Description of the task >> Can you print every record below exactly as written?

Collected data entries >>
begin
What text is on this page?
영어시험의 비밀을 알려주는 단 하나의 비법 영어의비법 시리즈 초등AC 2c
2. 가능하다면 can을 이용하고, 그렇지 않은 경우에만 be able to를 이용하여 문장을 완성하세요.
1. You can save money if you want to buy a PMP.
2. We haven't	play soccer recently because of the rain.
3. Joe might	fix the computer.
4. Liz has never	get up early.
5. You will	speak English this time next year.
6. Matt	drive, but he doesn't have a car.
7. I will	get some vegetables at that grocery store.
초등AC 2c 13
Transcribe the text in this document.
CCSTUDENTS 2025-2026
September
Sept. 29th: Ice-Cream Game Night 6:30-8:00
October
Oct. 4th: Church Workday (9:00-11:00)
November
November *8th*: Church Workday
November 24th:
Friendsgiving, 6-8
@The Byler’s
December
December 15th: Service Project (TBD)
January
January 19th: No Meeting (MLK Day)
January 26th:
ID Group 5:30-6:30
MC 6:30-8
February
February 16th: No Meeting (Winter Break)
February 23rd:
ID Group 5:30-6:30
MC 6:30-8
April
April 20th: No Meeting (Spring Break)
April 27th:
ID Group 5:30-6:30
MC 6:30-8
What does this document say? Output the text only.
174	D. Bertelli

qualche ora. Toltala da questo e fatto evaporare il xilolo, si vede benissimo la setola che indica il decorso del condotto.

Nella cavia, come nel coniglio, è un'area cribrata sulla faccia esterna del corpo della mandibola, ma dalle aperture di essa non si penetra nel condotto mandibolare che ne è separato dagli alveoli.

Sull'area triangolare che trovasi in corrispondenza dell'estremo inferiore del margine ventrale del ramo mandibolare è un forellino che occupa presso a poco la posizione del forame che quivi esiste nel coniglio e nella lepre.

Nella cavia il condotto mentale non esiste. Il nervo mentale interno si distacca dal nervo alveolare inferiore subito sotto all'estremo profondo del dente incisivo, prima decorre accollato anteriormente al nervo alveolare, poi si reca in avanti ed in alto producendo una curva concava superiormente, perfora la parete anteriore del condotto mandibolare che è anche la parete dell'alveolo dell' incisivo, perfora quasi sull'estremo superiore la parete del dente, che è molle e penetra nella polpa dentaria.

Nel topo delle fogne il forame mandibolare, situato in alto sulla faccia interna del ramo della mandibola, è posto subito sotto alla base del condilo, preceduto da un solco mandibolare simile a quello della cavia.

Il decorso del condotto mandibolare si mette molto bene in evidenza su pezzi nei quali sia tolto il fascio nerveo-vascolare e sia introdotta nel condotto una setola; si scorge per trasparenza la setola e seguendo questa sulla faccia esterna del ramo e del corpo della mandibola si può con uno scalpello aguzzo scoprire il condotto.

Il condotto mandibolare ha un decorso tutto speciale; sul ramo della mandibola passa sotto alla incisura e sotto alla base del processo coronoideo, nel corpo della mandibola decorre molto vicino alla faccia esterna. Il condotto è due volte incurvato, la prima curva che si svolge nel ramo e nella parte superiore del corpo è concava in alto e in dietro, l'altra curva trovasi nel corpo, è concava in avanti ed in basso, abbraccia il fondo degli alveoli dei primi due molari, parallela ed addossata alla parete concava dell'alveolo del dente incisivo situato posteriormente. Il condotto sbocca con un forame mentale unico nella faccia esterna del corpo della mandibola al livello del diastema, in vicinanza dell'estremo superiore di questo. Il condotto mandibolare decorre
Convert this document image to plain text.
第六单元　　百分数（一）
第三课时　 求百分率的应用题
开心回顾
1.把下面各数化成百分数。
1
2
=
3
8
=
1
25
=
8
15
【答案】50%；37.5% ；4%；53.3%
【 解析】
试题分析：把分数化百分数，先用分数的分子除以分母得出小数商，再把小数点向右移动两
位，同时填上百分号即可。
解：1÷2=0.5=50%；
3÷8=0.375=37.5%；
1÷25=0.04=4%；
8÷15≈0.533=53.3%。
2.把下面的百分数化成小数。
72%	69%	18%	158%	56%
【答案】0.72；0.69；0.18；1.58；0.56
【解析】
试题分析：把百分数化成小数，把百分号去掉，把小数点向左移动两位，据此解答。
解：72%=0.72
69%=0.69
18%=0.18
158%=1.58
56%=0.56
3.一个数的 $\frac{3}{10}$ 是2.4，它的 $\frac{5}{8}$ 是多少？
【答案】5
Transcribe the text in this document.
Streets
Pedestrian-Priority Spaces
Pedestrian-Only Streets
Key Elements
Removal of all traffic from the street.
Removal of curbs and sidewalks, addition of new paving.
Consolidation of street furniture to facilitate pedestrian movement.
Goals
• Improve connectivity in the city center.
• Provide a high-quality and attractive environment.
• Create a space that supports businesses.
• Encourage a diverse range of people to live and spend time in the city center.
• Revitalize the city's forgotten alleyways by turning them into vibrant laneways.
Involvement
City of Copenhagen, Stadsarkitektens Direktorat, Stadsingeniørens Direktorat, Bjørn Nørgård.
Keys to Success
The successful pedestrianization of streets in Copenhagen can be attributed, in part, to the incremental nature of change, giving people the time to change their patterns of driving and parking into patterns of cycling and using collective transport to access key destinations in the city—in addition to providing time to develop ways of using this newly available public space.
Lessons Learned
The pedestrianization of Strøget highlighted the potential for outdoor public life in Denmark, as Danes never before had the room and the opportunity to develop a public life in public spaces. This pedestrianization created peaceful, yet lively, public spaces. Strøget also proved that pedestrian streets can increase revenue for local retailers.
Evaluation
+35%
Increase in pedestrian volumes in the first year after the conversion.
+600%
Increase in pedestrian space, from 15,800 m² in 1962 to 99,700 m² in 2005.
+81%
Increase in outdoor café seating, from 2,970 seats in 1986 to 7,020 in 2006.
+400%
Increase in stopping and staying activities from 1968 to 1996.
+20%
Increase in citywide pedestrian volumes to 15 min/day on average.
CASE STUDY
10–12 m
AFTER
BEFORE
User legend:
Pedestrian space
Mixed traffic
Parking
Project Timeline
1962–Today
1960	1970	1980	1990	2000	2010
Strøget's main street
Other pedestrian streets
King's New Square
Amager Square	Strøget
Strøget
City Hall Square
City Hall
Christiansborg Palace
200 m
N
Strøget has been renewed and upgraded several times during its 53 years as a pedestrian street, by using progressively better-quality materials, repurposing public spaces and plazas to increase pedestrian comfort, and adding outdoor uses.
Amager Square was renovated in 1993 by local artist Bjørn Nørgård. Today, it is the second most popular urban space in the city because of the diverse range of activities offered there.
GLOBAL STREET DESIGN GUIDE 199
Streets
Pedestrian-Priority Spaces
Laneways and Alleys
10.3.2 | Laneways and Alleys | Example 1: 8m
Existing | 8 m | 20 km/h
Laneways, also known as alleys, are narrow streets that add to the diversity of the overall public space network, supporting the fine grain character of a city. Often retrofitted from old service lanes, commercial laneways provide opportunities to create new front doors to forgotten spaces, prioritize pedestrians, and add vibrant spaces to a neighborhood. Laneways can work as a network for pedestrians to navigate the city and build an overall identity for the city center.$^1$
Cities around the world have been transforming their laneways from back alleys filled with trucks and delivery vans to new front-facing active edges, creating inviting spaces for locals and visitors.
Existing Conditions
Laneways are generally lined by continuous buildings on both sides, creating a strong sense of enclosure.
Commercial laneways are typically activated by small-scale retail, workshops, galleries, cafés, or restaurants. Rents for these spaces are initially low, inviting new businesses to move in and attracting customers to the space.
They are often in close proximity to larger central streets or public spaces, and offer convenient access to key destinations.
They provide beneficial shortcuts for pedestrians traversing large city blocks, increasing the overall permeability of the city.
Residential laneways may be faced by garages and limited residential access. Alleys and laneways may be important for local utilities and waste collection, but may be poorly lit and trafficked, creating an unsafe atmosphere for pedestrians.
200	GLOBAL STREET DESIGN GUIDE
end
Solution to the exercise >>
What text is on this page?
영어시험의 비밀을 알려주는 단 하나의 비법 영어의비법 시리즈 초등AC 2c
2. 가능하다면 can을 이용하고, 그렇지 않은 경우에만 be able to를 이용하여 문장을 완성하세요.
1. You can save money if you want to buy a PMP.
2. We haven't	play soccer recently because of the rain.
3. Joe might	fix the computer.
4. Liz has never	get up early.
5. You will	speak English this time next year.
6. Matt	drive, but he doesn't have a car.
7. I will	get some vegetables at that grocery store.
초등AC 2c 13
Transcribe the text in this document.
CCSTUDENTS 2025-2026
September
Sept. 29th: Ice-Cream Game Night 6:30-8:00
October
Oct. 4th: Church Workday (9:00-11:00)
November
November *8th*: Church Workday
November 24th:
Friendsgiving, 6-8
@The Byler’s
December
December 15th: Service Project (TBD)
January
January 19th: No Meeting (MLK Day)
January 26th:
ID Group 5:30-6:30
MC 6:30-8
February
February 16th: No Meeting (Winter Break)
February 23rd:
ID Group 5:30-6:30
MC 6:30-8
April
April 20th: No Meeting (Spring Break)
April 27th:
ID Group 5:30-6:30
MC 6:30-8
What does this document say? Output the text only.
174	D. Bertelli

qualche ora. Toltala da questo e fatto evaporare il xilolo, si vede benissimo la setola che indica il decorso del condotto.

Nella cavia, come nel coniglio, è un'area cribrata sulla faccia esterna del corpo della mandibola, ma dalle aperture di essa non si penetra nel condotto mandibolare che ne è separato dagli alveoli.

Sull'area triangolare che trovasi in corrispondenza dell'estremo inferiore del margine ventrale del ramo mandibolare è un forellino che occupa presso a poco la posizione del forame che quivi esiste nel coniglio e nella lepre.

Nella cavia il condotto mentale non esiste. Il nervo mentale interno si distacca dal nervo alveolare inferiore subito sotto all'estremo profondo del dente incisivo, prima decorre accollato anteriormente al nervo alveolare, poi si reca in avanti ed in alto producendo una curva concava superiormente, perfora la parete anteriore del condotto mandibolare che è anche la parete dell'alveolo dell' incisivo, perfora quasi sull'estremo superiore la parete del dente, che è molle e penetra nella polpa dentaria.

Nel topo delle fogne il forame mandibolare, situato in alto sulla faccia interna del ramo della mandibola, è posto subito sotto alla base del condilo, preceduto da un solco mandibolare simile a quello della cavia.

Il decorso del condotto mandibolare si mette molto bene in evidenza su pezzi nei quali sia tolto il fascio nerveo-vascolare e sia introdotta nel condotto una setola; si scorge per trasparenza la setola e seguendo questa sulla faccia esterna del ramo e del corpo della mandibola si può con uno scalpello aguzzo scoprire il condotto.

Il condotto mandibolare ha un decorso tutto speciale; sul ramo della mandibola passa sotto alla incisura e sotto alla base del processo coronoideo, nel corpo della mandibola decorre molto vicino alla faccia esterna. Il condotto è due volte incurvato, la prima curva che si svolge nel ramo e nella parte superiore del corpo è concava in alto e in dietro, l'altra curva trovasi nel corpo, è concava in avanti ed in basso, abbraccia il fondo degli alveoli dei primi due molari, parallela ed addossata alla parete concava dell'alveolo del dente incisivo situato posteriormente. Il condotto sbocca con un forame mentale unico nella faccia esterna del corpo della mandibola al livello del diastema, in vicinanza dell'estremo superiore di questo. Il condotto mandibolare decorre
Convert this document image to plain text.
第六单元　　百分数（一）
第三课时　 求百分率的应用题
开心回顾
1.把下面各数化成百分数。
1
2
=
3
8
=
1
25
=
8
15
【答案】50%；37.5% ；4%；53.3%
【 解析】
试题分析：把分数化百分数，先用分数的分子除以分母得出小数商，再把小数点向右移动两
位，同时填上百分号即可。
解：1÷2=0.5=50%；
3÷8=0.375=37.5%；
1÷25=0.04=4%；
8÷15≈0.533=53.3%。
2.把下面的百分数化成小数。
72%	69%	18%	158%	56%
【答案】0.72；0.69；0.18；1.58；0.56
【解析】
试题分析：把百分数化成小数，把百分号去掉，把小数点向左移动两位，据此解答。
解：72%=0.72
69%=0.69
18%=0.18
158%=1.58
56%=0.56
3.一个数的 $\frac{3}{10}$ 是2.4，它的 $\frac{5}{8}$ 是多少？
【答案】5
Transcribe the text in this document.
Streets
Pedestrian-Priority Spaces
Pedestrian-Only Streets
Key Elements
Removal of all traffic from the street.
Removal of curbs and sidewalks, addition of new paving.
Consolidation of street furniture to facilitate pedestrian movement.
Goals
• Improve connectivity in the city center.
• Provide a high-quality and attractive environment.
• Create a space that supports businesses.
• Encourage a diverse range of people to live and spend time in the city center.
• Revitalize the city's forgotten alleyways by turning them into vibrant laneways.
Involvement
City of Copenhagen, Stadsarkitektens Direktorat, Stadsingeniørens Direktorat, Bjørn Nørgård.
Keys to Success
The successful pedestrianization of streets in Copenhagen can be attributed, in part, to the incremental nature of change, giving people the time to change their patterns of driving and parking into patterns of cycling and using collective transport to access key destinations in the city—in addition to providing time to develop ways of using this newly available public space.
Lessons Learned
The pedestrianization of Strøget highlighted the potential for outdoor public life in Denmark, as Danes never before had the room and the opportunity to develop a public life in public spaces. This pedestrianization created peaceful, yet lively, public spaces. Strøget also proved that pedestrian streets can increase revenue for local retailers.
Evaluation
+35%
Increase in pedestrian volumes in the first year after the conversion.
+600%
Increase in pedestrian space, from 15,800 m² in 1962 to 99,700 m² in 2005.
+81%
Increase in outdoor café seating, from 2,970 seats in 1986 to 7,020 in 2006.
+400%
Increase in stopping and staying activities from 1968 to 1996.
+20%
Increase in citywide pedestrian volumes to 15 min/day on average.
CASE STUDY
10–12 m
AFTER
BEFORE
User legend:
Pedestrian space
Mixed traffic
Parking
Project Timeline
1962–Today
1960	1970	1980	1990	2000	2010
Strøget's main street
Other pedestrian streets
King's New Square
Amager Square	Strøget
Strøget
City Hall Square
City Hall
Christiansborg Palace
200 m
N
Strøget has been renewed and upgraded several times during its 53 years as a pedestrian street, by using progressively better-quality materials, repurposing public spaces and plazas to increase pedestrian comfort, and adding outdoor uses.
Amager Square was renovated in 1993 by local artist Bjørn Nørgård. Today, it is the second most popular urban space in the city because of the diverse range of activities offered there.
GLOBAL STREET DESIGN GUIDE 199
Streets
Pedestrian-Priority Spaces
Laneways and Alleys
10.3.2 | Laneways and Alleys | Example 1: 8m
Existing | 8 m | 20 km/h
Laneways, also known as alleys, are narrow streets that add to the diversity of the overall public space network, supporting the fine grain character of a city. Often retrofitted from old service lanes, commercial laneways provide opportunities to create new front doors to forgotten spaces, prioritize pedestrians, and add vibrant spaces to a neighborhood. Laneways can work as a network for pedestrians to navigate the city and build an overall identity for the city center.$^1$
Cities around the world have been transforming their laneways from back alleys filled with trucks and delivery vans to new front-facing active edges, creating inviting spaces for locals and visitors.
Existing Conditions
Laneways are generally lined by continuous buildings on both sides, creating a strong sense of enclosure.
Commercial laneways are typically activated by small-scale retail, workshops, galleries, cafés, or restaurants. Rents for these spaces are initially low, inviting new businesses to move in and attracting customers to the space.
They are often in close proximity to larger central streets or public spaces, and offer convenient access to key destinations.
They provide beneficial shortcuts for pedestrians traversing large city blocks, increasing the overall permeability of the city.
Residential laneways may be faced by garages and limited residential access. Alleys and laneways may be important for local utilities and waste collection, but may be poorly lit and trafficked, creating an unsafe atmosphere for pedestrians.
200	GLOBAL STREET DESIGN GUIDE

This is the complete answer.